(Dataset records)
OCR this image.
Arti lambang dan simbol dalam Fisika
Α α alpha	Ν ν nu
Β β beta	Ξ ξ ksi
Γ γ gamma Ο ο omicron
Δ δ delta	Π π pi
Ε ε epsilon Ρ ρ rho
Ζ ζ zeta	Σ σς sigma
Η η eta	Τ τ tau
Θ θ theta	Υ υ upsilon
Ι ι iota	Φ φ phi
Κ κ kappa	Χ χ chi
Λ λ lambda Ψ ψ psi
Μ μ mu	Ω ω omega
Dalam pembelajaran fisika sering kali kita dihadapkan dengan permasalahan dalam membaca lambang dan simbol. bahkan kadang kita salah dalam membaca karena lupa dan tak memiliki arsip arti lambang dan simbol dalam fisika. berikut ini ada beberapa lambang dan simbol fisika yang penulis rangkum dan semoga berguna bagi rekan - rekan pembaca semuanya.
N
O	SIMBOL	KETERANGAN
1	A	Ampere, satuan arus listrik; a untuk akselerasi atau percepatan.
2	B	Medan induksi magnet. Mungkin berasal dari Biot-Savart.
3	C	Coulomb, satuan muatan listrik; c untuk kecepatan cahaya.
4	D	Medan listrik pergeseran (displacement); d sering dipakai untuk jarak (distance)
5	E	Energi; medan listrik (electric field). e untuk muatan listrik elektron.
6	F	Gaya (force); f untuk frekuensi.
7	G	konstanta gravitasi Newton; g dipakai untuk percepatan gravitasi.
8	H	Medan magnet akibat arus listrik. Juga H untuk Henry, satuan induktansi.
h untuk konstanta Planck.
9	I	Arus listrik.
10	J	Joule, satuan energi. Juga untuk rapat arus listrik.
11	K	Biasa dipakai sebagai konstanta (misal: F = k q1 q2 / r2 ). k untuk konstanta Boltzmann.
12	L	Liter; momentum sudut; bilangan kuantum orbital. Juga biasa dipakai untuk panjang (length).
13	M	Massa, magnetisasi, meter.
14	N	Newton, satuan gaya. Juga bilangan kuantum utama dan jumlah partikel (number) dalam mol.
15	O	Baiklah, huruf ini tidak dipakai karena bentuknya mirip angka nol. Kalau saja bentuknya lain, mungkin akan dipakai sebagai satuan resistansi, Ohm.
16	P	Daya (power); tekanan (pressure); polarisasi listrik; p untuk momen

Exercise :: Restate all of the entries above precisely.

Task response ::
OCR this image.
Arti lambang dan simbol dalam Fisika
Α α alpha	Ν ν nu
Β β beta	Ξ ξ ksi
Γ γ gamma Ο ο omicron
Δ δ delta	Π π pi
Ε ε epsilon Ρ ρ rho
Ζ ζ zeta	Σ σς sigma
Η η eta	Τ τ tau
Θ θ theta	Υ υ upsilon
Ι ι iota	Φ φ phi
Κ κ kappa	Χ χ chi
Λ λ lambda Ψ ψ psi
Μ μ mu	Ω ω omega
Dalam pembelajaran fisika sering kali kita dihadapkan dengan permasalahan dalam membaca lambang dan simbol. bahkan kadang kita salah dalam membaca karena lupa dan tak memiliki arsip arti lambang dan simbol dalam fisika. berikut ini ada beberapa lambang dan simbol fisika yang penulis rangkum dan semoga berguna bagi rekan - rekan pembaca semuanya.
N
O	SIMBOL	KETERANGAN
1	A	Ampere, satuan arus listrik; a untuk akselerasi atau percepatan.
2	B	Medan induksi magnet. Mungkin berasal dari Biot-Savart.
3	C	Coulomb, satuan muatan listrik; c untuk kecepatan cahaya.
4	D	Medan listrik pergeseran (displacement); d sering dipakai untuk jarak (distance)
5	E	Energi; medan listrik (electric field). e untuk muatan listrik elektron.
6	F	Gaya (force); f untuk frekuensi.
7	G	konstanta gravitasi Newton; g dipakai untuk percepatan gravitasi.
8	H	Medan magnet akibat arus listrik. Juga H untuk Henry, satuan induktansi.
h untuk konstanta Planck.
9	I	Arus listrik.
10	J	Joule, satuan energi. Juga untuk rapat arus listrik.
11	K	Biasa dipakai sebagai konstanta (misal: F = k q1 q2 / r2 ). k untuk konstanta Boltzmann.
12	L	Liter; momentum sudut; bilangan kuantum orbital. Juga biasa dipakai untuk panjang (length).
13	M	Massa, magnetisasi, meter.
14	N	Newton, satuan gaya. Juga bilangan kuantum utama dan jumlah partikel (number) dalam mol.
15	O	Baiklah, huruf ini tidak dipakai karena bentuknya mirip angka nol. Kalau saja bentuknya lain, mungkin akan dipakai sebagai satuan resistansi, Ohm.
16	P	Daya (power); tekanan (pressure); polarisasi listrik; p untuk momen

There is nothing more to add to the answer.